Problem | Omit all pictures and give the records below again exactly as written.

Data entries |
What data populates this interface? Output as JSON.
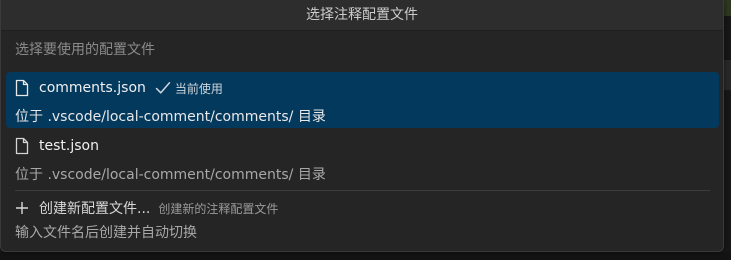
{
  "picker": {
    "title": "选择注释配置文件",
    "placeholder": "选择要使用的配置文件",
    "items": [
      {
        "icon": "file-icon",
        "label": "comments.json",
        "badge_icon": "check-icon",
        "badge": "当前使用",
        "description": "位于 .vscode/local-comment/comments/ 目录",
        "selected": true
      },
      {
        "icon": "file-icon",
        "label": "test.json",
        "description": "位于 .vscode/local-comment/comments/ 目录",
        "selected": false
      }
    ],
    "create": {
      "icon": "plus-icon",
      "label": "创建新配置文件...",
      "detail": "创建新的注释配置文件",
      "description": "输入文件名后创建并自动切换"
    }
  },
  "colors": {
    "panel_bg": "#252526",
    "title_bg": "#2d2d2d",
    "selected_bg": "#04395e",
    "text": "#cccccc"
  }
}
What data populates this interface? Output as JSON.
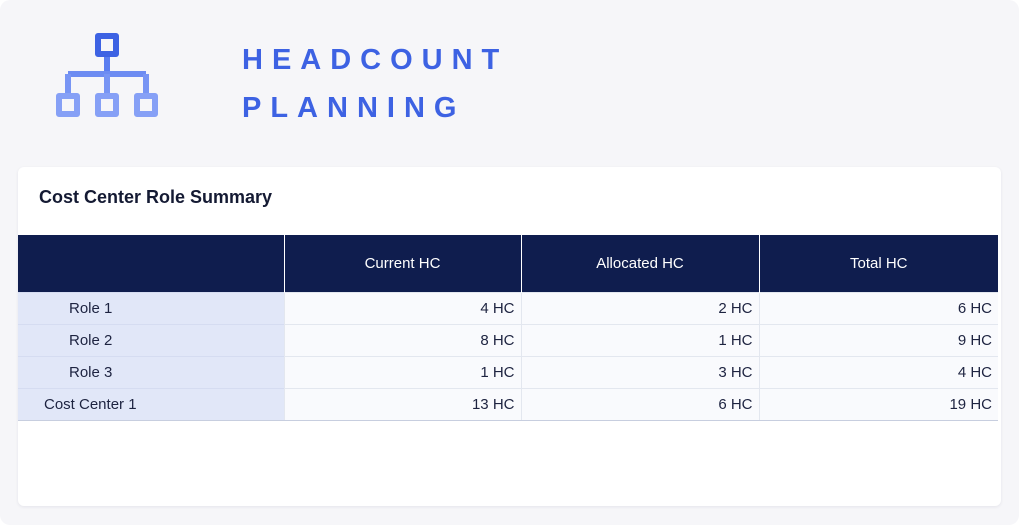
{
  "header": {
    "title_line1": "HEADCOUNT",
    "title_line2": "PLANNING",
    "accent_color": "#3d62e3",
    "icon": "org-chart-icon"
  },
  "card": {
    "title": "Cost Center Role Summary",
    "columns": [
      "",
      "Current HC",
      "Allocated HC",
      "Total HC"
    ],
    "rows": [
      {
        "label": "Role 1",
        "current": "4 HC",
        "allocated": "2 HC",
        "total": "6 HC"
      },
      {
        "label": "Role 2",
        "current": "8 HC",
        "allocated": "1 HC",
        "total": "9 HC"
      },
      {
        "label": "Role 3",
        "current": "1 HC",
        "allocated": "3 HC",
        "total": "4 HC"
      },
      {
        "label": "Cost Center 1",
        "current": "13 HC",
        "allocated": "6 HC",
        "total": "19 HC"
      }
    ],
    "header_color": "#0f1d4e",
    "rowhead_color": "#e1e7f8"
  }
}
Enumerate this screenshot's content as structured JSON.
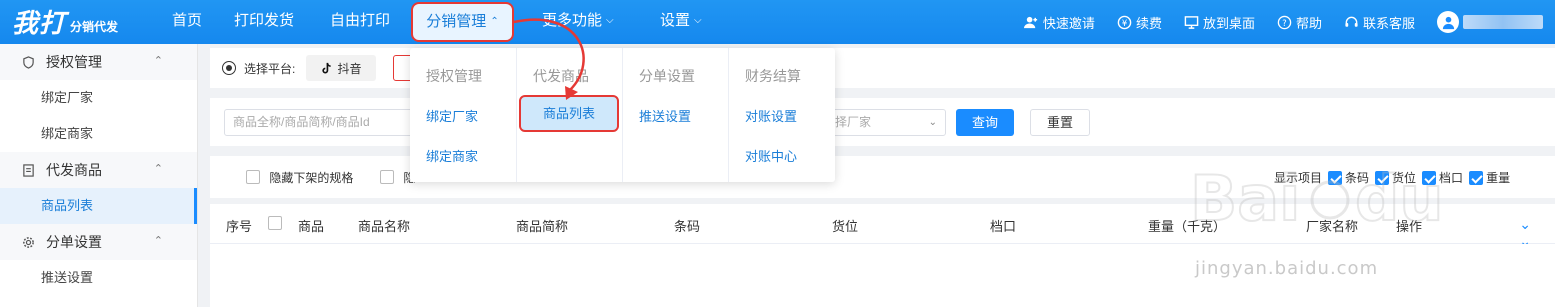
{
  "brand": {
    "logo": "我打",
    "sub": "分销代发"
  },
  "nav": {
    "items": [
      {
        "label": "首页"
      },
      {
        "label": "打印发货"
      },
      {
        "label": "自由打印"
      },
      {
        "label": "分销管理"
      },
      {
        "label": "更多功能"
      },
      {
        "label": "设置"
      }
    ]
  },
  "tools": {
    "invite": "快速邀请",
    "renew": "续费",
    "desktop": "放到桌面",
    "help": "帮助",
    "service": "联系客服"
  },
  "sidebar": {
    "groups": [
      {
        "label": "授权管理",
        "items": [
          "绑定厂家",
          "绑定商家"
        ]
      },
      {
        "label": "代发商品",
        "items": [
          "商品列表"
        ]
      },
      {
        "label": "分单设置",
        "items": [
          "推送设置"
        ]
      }
    ]
  },
  "platform": {
    "label": "选择平台:",
    "selected": "抖音"
  },
  "search": {
    "placeholder": "商品全称/商品简称/商品Id",
    "vendor_placeholder": "择厂家",
    "query": "查询",
    "reset": "重置"
  },
  "filters": {
    "hide_spec": "隐藏下架的规格",
    "hide_2": "隐",
    "show_cols_label": "显示项目",
    "options": [
      "条码",
      "货位",
      "档口",
      "重量"
    ]
  },
  "table": {
    "columns": [
      "序号",
      "商品",
      "商品名称",
      "商品简称",
      "条码",
      "货位",
      "档口",
      "重量（千克）",
      "厂家名称",
      "操作"
    ]
  },
  "dropdown": {
    "columns": [
      {
        "head": "授权管理",
        "links": [
          "绑定厂家",
          "绑定商家"
        ]
      },
      {
        "head": "代发商品",
        "links": [
          "商品列表"
        ]
      },
      {
        "head": "分单设置",
        "links": [
          "推送设置"
        ]
      },
      {
        "head": "财务结算",
        "links": [
          "对账设置",
          "对账中心"
        ]
      }
    ]
  },
  "watermark": {
    "text": "jingyan.baidu.com"
  }
}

Complete answer |
What data populates this interface? Output as JSON.
{
  "picker": {
    "title": "选择注释配置文件",
    "placeholder": "选择要使用的配置文件",
    "items": [
      {
        "icon": "file-icon",
        "label": "comments.json",
        "badge_icon": "check-icon",
        "badge": "当前使用",
        "description": "位于 .vscode/local-comment/comments/ 目录",
        "selected": true
      },
      {
        "icon": "file-icon",
        "label": "test.json",
        "description": "位于 .vscode/local-comment/comments/ 目录",
        "selected": false
      }
    ],
    "create": {
      "icon": "plus-icon",
      "label": "创建新配置文件...",
      "detail": "创建新的注释配置文件",
      "description": "输入文件名后创建并自动切换"
    }
  },
  "colors": {
    "panel_bg": "#252526",
    "title_bg": "#2d2d2d",
    "selected_bg": "#04395e",
    "text": "#cccccc"
  }
}
What data populates this interface? Output as JSON.
{
  "header": {
    "title_line1": "HEADCOUNT",
    "title_line2": "PLANNING",
    "accent_color": "#3d62e3",
    "icon": "org-chart-icon"
  },
  "card": {
    "title": "Cost Center Role Summary",
    "columns": [
      "",
      "Current HC",
      "Allocated HC",
      "Total HC"
    ],
    "rows": [
      {
        "label": "Role 1",
        "current": "4 HC",
        "allocated": "2 HC",
        "total": "6 HC"
      },
      {
        "label": "Role 2",
        "current": "8 HC",
        "allocated": "1 HC",
        "total": "9 HC"
      },
      {
        "label": "Role 3",
        "current": "1 HC",
        "allocated": "3 HC",
        "total": "4 HC"
      },
      {
        "label": "Cost Center 1",
        "current": "13 HC",
        "allocated": "6 HC",
        "total": "19 HC"
      }
    ],
    "header_color": "#0f1d4e",
    "rowhead_color": "#e1e7f8"
  }
}
Enumerate this screenshot's content as structured JSON.
{
  "brand": {
    "logo": "我打",
    "sub": "分销代发"
  },
  "nav": {
    "items": [
      {
        "label": "首页"
      },
      {
        "label": "打印发货"
      },
      {
        "label": "自由打印"
      },
      {
        "label": "分销管理"
      },
      {
        "label": "更多功能"
      },
      {
        "label": "设置"
      }
    ]
  },
  "tools": {
    "invite": "快速邀请",
    "renew": "续费",
    "desktop": "放到桌面",
    "help": "帮助",
    "service": "联系客服"
  },
  "sidebar": {
    "groups": [
      {
        "label": "授权管理",
        "items": [
          "绑定厂家",
          "绑定商家"
        ]
      },
      {
        "label": "代发商品",
        "items": [
          "商品列表"
        ]
      },
      {
        "label": "分单设置",
        "items": [
          "推送设置"
        ]
      }
    ]
  },
  "platform": {
    "label": "选择平台:",
    "selected": "抖音"
  },
  "search": {
    "placeholder": "商品全称/商品简称/商品Id",
    "vendor_placeholder": "择厂家",
    "query": "查询",
    "reset": "重置"
  },
  "filters": {
    "hide_spec": "隐藏下架的规格",
    "hide_2": "隐",
    "show_cols_label": "显示项目",
    "options": [
      "条码",
      "货位",
      "档口",
      "重量"
    ]
  },
  "table": {
    "columns": [
      "序号",
      "商品",
      "商品名称",
      "商品简称",
      "条码",
      "货位",
      "档口",
      "重量（千克）",
      "厂家名称",
      "操作"
    ]
  },
  "dropdown": {
    "columns": [
      {
        "head": "授权管理",
        "links": [
          "绑定厂家",
          "绑定商家"
        ]
      },
      {
        "head": "代发商品",
        "links": [
          "商品列表"
        ]
      },
      {
        "head": "分单设置",
        "links": [
          "推送设置"
        ]
      },
      {
        "head": "财务结算",
        "links": [
          "对账设置",
          "对账中心"
        ]
      }
    ]
  },
  "watermark": {
    "text": "jingyan.baidu.com"
  }
}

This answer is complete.